What is needed: Provide the count of lines that hold "text" and no other output.

Records:
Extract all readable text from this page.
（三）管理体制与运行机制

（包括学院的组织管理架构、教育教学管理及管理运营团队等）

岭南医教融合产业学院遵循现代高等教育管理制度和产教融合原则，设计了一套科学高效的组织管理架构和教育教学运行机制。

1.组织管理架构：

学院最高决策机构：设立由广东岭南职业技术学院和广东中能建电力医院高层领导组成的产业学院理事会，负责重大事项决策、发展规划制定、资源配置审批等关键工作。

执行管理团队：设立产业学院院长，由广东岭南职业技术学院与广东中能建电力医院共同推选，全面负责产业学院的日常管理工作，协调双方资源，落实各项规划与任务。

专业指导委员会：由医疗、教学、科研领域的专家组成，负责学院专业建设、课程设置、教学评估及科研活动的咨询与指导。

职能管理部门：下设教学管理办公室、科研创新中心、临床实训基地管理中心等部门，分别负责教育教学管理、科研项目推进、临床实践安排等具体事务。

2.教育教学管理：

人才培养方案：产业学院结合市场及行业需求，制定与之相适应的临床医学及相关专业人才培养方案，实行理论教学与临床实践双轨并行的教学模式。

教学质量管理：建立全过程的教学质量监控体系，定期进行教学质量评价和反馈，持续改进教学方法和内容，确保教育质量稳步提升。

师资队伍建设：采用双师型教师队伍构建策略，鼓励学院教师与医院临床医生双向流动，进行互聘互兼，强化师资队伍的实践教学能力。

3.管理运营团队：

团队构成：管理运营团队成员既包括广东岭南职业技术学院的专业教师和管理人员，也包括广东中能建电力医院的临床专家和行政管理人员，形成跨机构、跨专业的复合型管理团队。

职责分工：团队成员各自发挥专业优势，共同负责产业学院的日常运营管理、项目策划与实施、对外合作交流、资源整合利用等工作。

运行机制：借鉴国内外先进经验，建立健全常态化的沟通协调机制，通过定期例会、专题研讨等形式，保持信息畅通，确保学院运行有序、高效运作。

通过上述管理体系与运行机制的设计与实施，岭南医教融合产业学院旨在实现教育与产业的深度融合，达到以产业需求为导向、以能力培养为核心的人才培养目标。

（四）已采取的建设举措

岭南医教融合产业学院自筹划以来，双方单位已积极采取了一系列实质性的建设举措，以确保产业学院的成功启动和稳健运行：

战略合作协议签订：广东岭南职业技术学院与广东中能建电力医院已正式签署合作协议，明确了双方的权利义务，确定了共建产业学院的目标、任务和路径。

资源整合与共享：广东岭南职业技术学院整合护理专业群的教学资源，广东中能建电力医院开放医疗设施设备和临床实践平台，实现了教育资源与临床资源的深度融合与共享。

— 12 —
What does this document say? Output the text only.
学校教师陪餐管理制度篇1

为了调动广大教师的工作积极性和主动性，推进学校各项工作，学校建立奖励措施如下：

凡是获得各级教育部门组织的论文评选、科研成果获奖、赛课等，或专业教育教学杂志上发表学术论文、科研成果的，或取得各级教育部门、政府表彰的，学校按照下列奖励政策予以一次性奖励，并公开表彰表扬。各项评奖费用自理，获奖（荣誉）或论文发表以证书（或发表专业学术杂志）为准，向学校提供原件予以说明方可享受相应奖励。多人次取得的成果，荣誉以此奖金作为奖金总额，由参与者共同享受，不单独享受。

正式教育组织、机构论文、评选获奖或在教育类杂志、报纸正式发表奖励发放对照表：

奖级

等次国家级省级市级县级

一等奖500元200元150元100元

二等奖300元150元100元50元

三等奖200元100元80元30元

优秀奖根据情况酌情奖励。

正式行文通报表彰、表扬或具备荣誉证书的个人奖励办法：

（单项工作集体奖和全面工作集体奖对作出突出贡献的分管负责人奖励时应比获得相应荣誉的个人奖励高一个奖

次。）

Result: 2